- **Exercise task**
Tally the lines that include "with". Output the number only.

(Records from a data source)
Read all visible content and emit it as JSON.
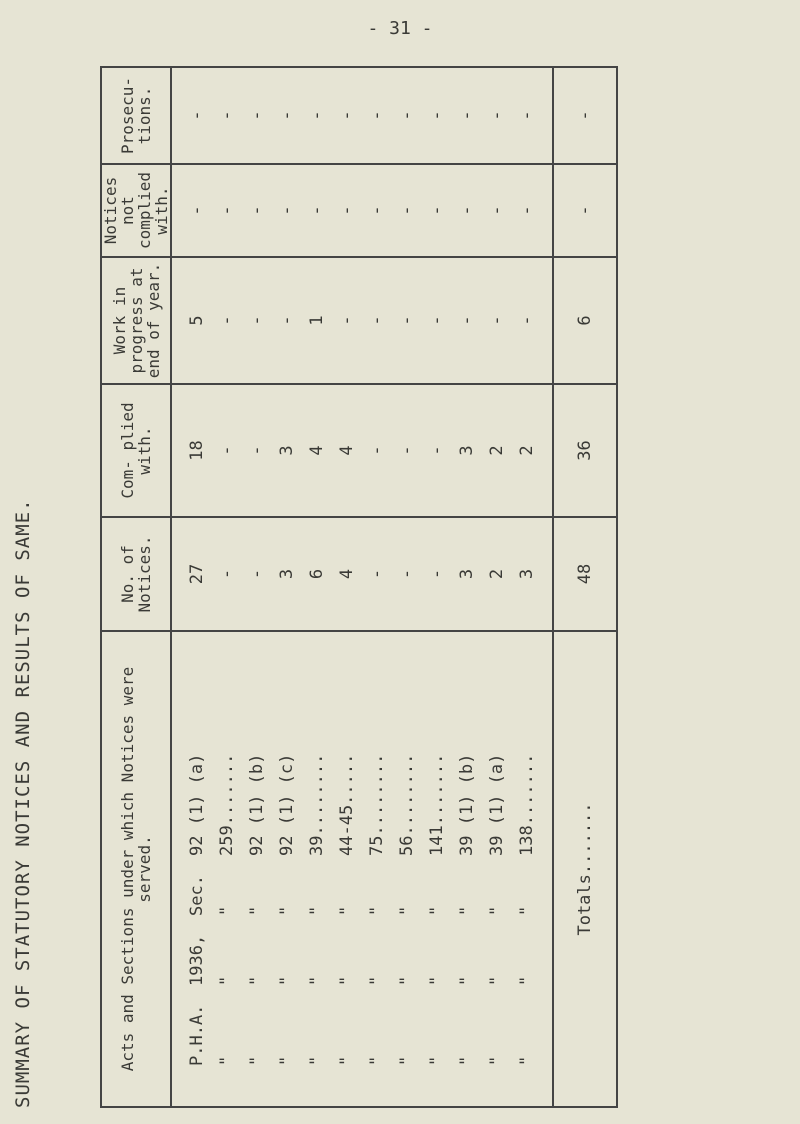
{
  "page_number": "- 31 -",
  "title": "SUMMARY OF STATUTORY NOTICES AND RESULTS OF SAME.",
  "headers": {
    "acts": "Acts and Sections under which Notices were served.",
    "notices": "No. of Notices.",
    "complied": "Com- plied with.",
    "work": "Work in progress at end of year.",
    "not_complied": "Notices not complied with.",
    "prosecutions": "Prosecu- tions."
  },
  "rows": [
    {
      "act": "P.H.A.",
      "year": "1936,",
      "sec": "Sec.",
      "section": "92 (1) (a)",
      "notices": "27",
      "complied": "18",
      "work": "5",
      "not_complied": "-",
      "prosecutions": "-"
    },
    {
      "act": "\"",
      "year": "\"",
      "sec": "\"",
      "section": "259.......",
      "notices": "-",
      "complied": "-",
      "work": "-",
      "not_complied": "-",
      "prosecutions": "-"
    },
    {
      "act": "\"",
      "year": "\"",
      "sec": "\"",
      "section": "92 (1) (b)",
      "notices": "-",
      "complied": "-",
      "work": "-",
      "not_complied": "-",
      "prosecutions": "-"
    },
    {
      "act": "\"",
      "year": "\"",
      "sec": "\"",
      "section": "92 (1) (c)",
      "notices": "3",
      "complied": "3",
      "work": "-",
      "not_complied": "-",
      "prosecutions": "-"
    },
    {
      "act": "\"",
      "year": "\"",
      "sec": "\"",
      "section": "39........",
      "notices": "6",
      "complied": "4",
      "work": "1",
      "not_complied": "-",
      "prosecutions": "-"
    },
    {
      "act": "\"",
      "year": "\"",
      "sec": "\"",
      "section": "44-45.....",
      "notices": "4",
      "complied": "4",
      "work": "-",
      "not_complied": "-",
      "prosecutions": "-"
    },
    {
      "act": "\"",
      "year": "\"",
      "sec": "\"",
      "section": "75........",
      "notices": "-",
      "complied": "-",
      "work": "-",
      "not_complied": "-",
      "prosecutions": "-"
    },
    {
      "act": "\"",
      "year": "\"",
      "sec": "\"",
      "section": "56........",
      "notices": "-",
      "complied": "-",
      "work": "-",
      "not_complied": "-",
      "prosecutions": "-"
    },
    {
      "act": "\"",
      "year": "\"",
      "sec": "\"",
      "section": "141.......",
      "notices": "-",
      "complied": "-",
      "work": "-",
      "not_complied": "-",
      "prosecutions": "-"
    },
    {
      "act": "\"",
      "year": "\"",
      "sec": "\"",
      "section": "39 (1) (b)",
      "notices": "3",
      "complied": "3",
      "work": "-",
      "not_complied": "-",
      "prosecutions": "-"
    },
    {
      "act": "\"",
      "year": "\"",
      "sec": "\"",
      "section": "39 (1) (a)",
      "notices": "2",
      "complied": "2",
      "work": "-",
      "not_complied": "-",
      "prosecutions": "-"
    },
    {
      "act": "\"",
      "year": "\"",
      "sec": "\"",
      "section": "138.......",
      "notices": "3",
      "complied": "2",
      "work": "-",
      "not_complied": "-",
      "prosecutions": "-"
    }
  ],
  "totals": {
    "label": "Totals.......",
    "notices": "48",
    "complied": "36",
    "work": "6",
    "not_complied": "-",
    "prosecutions": "-"
  }
}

- **Result**
2